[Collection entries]
------------
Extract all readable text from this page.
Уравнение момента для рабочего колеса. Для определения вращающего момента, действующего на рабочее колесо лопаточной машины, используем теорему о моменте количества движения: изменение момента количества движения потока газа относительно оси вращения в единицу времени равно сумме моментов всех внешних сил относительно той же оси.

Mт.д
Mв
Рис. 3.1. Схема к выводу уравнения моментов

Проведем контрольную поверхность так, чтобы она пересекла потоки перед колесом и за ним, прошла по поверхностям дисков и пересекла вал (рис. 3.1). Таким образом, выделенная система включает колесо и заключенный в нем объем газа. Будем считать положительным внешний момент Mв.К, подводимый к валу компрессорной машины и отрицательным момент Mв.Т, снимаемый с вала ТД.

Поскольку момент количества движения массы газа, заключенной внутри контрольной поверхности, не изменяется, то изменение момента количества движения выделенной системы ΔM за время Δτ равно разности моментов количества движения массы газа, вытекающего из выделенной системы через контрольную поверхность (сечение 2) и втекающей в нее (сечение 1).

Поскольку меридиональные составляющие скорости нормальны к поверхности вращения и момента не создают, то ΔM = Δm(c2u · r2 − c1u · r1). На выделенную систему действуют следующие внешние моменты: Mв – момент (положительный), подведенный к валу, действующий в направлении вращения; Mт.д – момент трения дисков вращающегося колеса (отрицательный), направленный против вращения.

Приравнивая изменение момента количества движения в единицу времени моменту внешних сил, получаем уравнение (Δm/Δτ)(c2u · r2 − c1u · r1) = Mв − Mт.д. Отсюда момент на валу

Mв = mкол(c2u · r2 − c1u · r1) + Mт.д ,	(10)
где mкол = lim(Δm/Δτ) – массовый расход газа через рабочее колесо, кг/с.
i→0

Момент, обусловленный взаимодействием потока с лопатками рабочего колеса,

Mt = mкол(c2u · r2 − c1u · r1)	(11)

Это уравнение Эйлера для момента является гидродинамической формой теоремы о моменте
------------
▶ Task description: Return, from the data, each line that has the word "поверхность" in it.

▶ Full output:
Проведем контрольную поверхность так, чтобы она пересекла потоки перед колесом и за ним, прошла по поверхностям дисков и пересекла вал (рис. 3.1). Таким образом, выделенная система включает колесо и заключенный в нем объем газа. Будем считать положительным внешний момент Mв.К, подводимый к валу компрессорной машины и отрицательным момент Mв.Т, снимаемый с вала ТД.
Поскольку момент количества движения массы газа, заключенной внутри контрольной поверхности, не изменяется, то изменение момента количества движения выделенной системы ΔM за время Δτ равно разности моментов количества движения массы газа, вытекающего из выделенной системы через контрольную поверхность (сечение 2) и втекающей в нее (сечение 1).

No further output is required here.